- **Your instructions**
All entries must be extracted exactly, with nothing added or dropped.

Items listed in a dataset
-- begin --

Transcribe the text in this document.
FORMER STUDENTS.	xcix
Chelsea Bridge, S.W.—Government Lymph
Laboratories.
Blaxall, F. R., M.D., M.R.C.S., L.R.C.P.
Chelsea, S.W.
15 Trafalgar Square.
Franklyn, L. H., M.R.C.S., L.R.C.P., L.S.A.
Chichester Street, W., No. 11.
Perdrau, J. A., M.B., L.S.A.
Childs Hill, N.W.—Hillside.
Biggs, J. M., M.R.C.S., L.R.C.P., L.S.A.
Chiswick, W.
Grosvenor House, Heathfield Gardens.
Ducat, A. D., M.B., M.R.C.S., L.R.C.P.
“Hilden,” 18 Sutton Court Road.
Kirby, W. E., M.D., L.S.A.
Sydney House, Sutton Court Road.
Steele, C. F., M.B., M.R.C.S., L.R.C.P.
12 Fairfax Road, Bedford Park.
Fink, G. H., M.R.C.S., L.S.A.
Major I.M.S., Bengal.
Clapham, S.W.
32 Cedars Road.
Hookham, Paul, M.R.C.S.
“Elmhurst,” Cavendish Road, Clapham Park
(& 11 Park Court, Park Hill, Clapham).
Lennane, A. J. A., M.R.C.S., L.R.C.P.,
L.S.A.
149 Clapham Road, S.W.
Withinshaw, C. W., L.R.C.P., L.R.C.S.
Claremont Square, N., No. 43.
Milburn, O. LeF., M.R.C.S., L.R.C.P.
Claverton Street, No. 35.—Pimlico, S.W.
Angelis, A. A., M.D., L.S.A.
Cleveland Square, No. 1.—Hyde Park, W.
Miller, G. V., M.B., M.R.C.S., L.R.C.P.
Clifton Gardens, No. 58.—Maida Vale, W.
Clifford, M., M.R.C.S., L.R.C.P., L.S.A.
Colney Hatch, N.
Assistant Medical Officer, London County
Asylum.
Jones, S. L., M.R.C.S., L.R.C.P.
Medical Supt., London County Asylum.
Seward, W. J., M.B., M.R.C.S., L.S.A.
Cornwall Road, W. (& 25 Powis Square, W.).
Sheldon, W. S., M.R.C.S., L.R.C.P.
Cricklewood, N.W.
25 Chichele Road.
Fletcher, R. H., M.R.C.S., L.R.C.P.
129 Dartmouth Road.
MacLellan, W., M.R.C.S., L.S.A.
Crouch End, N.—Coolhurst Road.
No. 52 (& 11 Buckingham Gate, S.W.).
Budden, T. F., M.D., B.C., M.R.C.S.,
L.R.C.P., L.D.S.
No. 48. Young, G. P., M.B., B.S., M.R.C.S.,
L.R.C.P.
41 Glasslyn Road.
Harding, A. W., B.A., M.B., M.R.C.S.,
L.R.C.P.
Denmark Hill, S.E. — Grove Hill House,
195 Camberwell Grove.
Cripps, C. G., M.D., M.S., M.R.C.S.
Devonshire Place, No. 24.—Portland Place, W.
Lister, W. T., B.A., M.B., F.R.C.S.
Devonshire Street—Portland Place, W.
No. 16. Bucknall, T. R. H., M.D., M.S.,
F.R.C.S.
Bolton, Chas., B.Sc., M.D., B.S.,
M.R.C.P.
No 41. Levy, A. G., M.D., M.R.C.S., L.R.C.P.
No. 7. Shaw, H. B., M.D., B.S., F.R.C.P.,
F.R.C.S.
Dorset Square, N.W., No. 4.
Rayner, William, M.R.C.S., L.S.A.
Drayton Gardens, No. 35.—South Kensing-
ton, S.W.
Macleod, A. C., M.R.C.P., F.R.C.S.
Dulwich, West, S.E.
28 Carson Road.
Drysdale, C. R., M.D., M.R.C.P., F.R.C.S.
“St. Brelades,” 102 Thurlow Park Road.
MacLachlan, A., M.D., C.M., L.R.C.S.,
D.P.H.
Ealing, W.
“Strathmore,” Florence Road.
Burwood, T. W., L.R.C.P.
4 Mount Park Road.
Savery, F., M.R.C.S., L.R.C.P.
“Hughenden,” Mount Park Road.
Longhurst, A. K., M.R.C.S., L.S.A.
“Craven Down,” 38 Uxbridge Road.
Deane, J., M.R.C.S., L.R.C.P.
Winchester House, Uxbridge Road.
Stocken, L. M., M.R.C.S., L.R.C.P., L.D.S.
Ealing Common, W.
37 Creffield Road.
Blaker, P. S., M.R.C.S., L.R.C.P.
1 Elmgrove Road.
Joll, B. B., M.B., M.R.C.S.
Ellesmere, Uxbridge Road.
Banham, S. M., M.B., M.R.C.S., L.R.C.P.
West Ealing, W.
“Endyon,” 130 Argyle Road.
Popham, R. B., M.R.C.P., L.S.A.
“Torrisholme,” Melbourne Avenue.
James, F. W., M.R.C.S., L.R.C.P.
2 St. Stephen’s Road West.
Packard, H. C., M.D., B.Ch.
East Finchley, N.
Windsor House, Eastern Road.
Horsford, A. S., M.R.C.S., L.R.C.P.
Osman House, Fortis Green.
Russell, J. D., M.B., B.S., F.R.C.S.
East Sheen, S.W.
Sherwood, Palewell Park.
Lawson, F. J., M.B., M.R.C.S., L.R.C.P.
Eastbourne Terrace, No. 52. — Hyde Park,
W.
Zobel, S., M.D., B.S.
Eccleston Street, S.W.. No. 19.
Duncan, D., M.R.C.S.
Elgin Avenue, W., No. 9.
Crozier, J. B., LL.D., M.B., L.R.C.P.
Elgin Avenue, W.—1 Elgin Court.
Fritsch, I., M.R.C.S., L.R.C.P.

-- end --

- **Written response**
Transcribe the text in this document.
FORMER STUDENTS.	xcix
Chelsea Bridge, S.W.—Government Lymph
Laboratories.
Blaxall, F. R., M.D., M.R.C.S., L.R.C.P.
Chelsea, S.W.
15 Trafalgar Square.
Franklyn, L. H., M.R.C.S., L.R.C.P., L.S.A.
Chichester Street, W., No. 11.
Perdrau, J. A., M.B., L.S.A.
Childs Hill, N.W.—Hillside.
Biggs, J. M., M.R.C.S., L.R.C.P., L.S.A.
Chiswick, W.
Grosvenor House, Heathfield Gardens.
Ducat, A. D., M.B., M.R.C.S., L.R.C.P.
“Hilden,” 18 Sutton Court Road.
Kirby, W. E., M.D., L.S.A.
Sydney House, Sutton Court Road.
Steele, C. F., M.B., M.R.C.S., L.R.C.P.
12 Fairfax Road, Bedford Park.
Fink, G. H., M.R.C.S., L.S.A.
Major I.M.S., Bengal.
Clapham, S.W.
32 Cedars Road.
Hookham, Paul, M.R.C.S.
“Elmhurst,” Cavendish Road, Clapham Park
(& 11 Park Court, Park Hill, Clapham).
Lennane, A. J. A., M.R.C.S., L.R.C.P.,
L.S.A.
149 Clapham Road, S.W.
Withinshaw, C. W., L.R.C.P., L.R.C.S.
Claremont Square, N., No. 43.
Milburn, O. LeF., M.R.C.S., L.R.C.P.
Claverton Street, No. 35.—Pimlico, S.W.
Angelis, A. A., M.D., L.S.A.
Cleveland Square, No. 1.—Hyde Park, W.
Miller, G. V., M.B., M.R.C.S., L.R.C.P.
Clifton Gardens, No. 58.—Maida Vale, W.
Clifford, M., M.R.C.S., L.R.C.P., L.S.A.
Colney Hatch, N.
Assistant Medical Officer, London County
Asylum.
Jones, S. L., M.R.C.S., L.R.C.P.
Medical Supt., London County Asylum.
Seward, W. J., M.B., M.R.C.S., L.S.A.
Cornwall Road, W. (& 25 Powis Square, W.).
Sheldon, W. S., M.R.C.S., L.R.C.P.
Cricklewood, N.W.
25 Chichele Road.
Fletcher, R. H., M.R.C.S., L.R.C.P.
129 Dartmouth Road.
MacLellan, W., M.R.C.S., L.S.A.
Crouch End, N.—Coolhurst Road.
No. 52 (& 11 Buckingham Gate, S.W.).
Budden, T. F., M.D., B.C., M.R.C.S.,
L.R.C.P., L.D.S.
No. 48. Young, G. P., M.B., B.S., M.R.C.S.,
L.R.C.P.
41 Glasslyn Road.
Harding, A. W., B.A., M.B., M.R.C.S.,
L.R.C.P.
Denmark Hill, S.E. — Grove Hill House,
195 Camberwell Grove.
Cripps, C. G., M.D., M.S., M.R.C.S.
Devonshire Place, No. 24.—Portland Place, W.
Lister, W. T., B.A., M.B., F.R.C.S.
Devonshire Street—Portland Place, W.
No. 16. Bucknall, T. R. H., M.D., M.S.,
F.R.C.S.
Bolton, Chas., B.Sc., M.D., B.S.,
M.R.C.P.
No 41. Levy, A. G., M.D., M.R.C.S., L.R.C.P.
No. 7. Shaw, H. B., M.D., B.S., F.R.C.P.,
F.R.C.S.
Dorset Square, N.W., No. 4.
Rayner, William, M.R.C.S., L.S.A.
Drayton Gardens, No. 35.—South Kensing-
ton, S.W.
Macleod, A. C., M.R.C.P., F.R.C.S.
Dulwich, West, S.E.
28 Carson Road.
Drysdale, C. R., M.D., M.R.C.P., F.R.C.S.
“St. Brelades,” 102 Thurlow Park Road.
MacLachlan, A., M.D., C.M., L.R.C.S.,
D.P.H.
Ealing, W.
“Strathmore,” Florence Road.
Burwood, T. W., L.R.C.P.
4 Mount Park Road.
Savery, F., M.R.C.S., L.R.C.P.
“Hughenden,” Mount Park Road.
Longhurst, A. K., M.R.C.S., L.S.A.
“Craven Down,” 38 Uxbridge Road.
Deane, J., M.R.C.S., L.R.C.P.
Winchester House, Uxbridge Road.
Stocken, L. M., M.R.C.S., L.R.C.P., L.D.S.
Ealing Common, W.
37 Creffield Road.
Blaker, P. S., M.R.C.S., L.R.C.P.
1 Elmgrove Road.
Joll, B. B., M.B., M.R.C.S.
Ellesmere, Uxbridge Road.
Banham, S. M., M.B., M.R.C.S., L.R.C.P.
West Ealing, W.
“Endyon,” 130 Argyle Road.
Popham, R. B., M.R.C.P., L.S.A.
“Torrisholme,” Melbourne Avenue.
James, F. W., M.R.C.S., L.R.C.P.
2 St. Stephen’s Road West.
Packard, H. C., M.D., B.Ch.
East Finchley, N.
Windsor House, Eastern Road.
Horsford, A. S., M.R.C.S., L.R.C.P.
Osman House, Fortis Green.
Russell, J. D., M.B., B.S., F.R.C.S.
East Sheen, S.W.
Sherwood, Palewell Park.
Lawson, F. J., M.B., M.R.C.S., L.R.C.P.
Eastbourne Terrace, No. 52. — Hyde Park,
W.
Zobel, S., M.D., B.S.
Eccleston Street, S.W.. No. 19.
Duncan, D., M.R.C.S.
Elgin Avenue, W., No. 9.
Crozier, J. B., LL.D., M.B., L.R.C.P.
Elgin Avenue, W.—1 Elgin Court.
Fritsch, I., M.R.C.S., L.R.C.P.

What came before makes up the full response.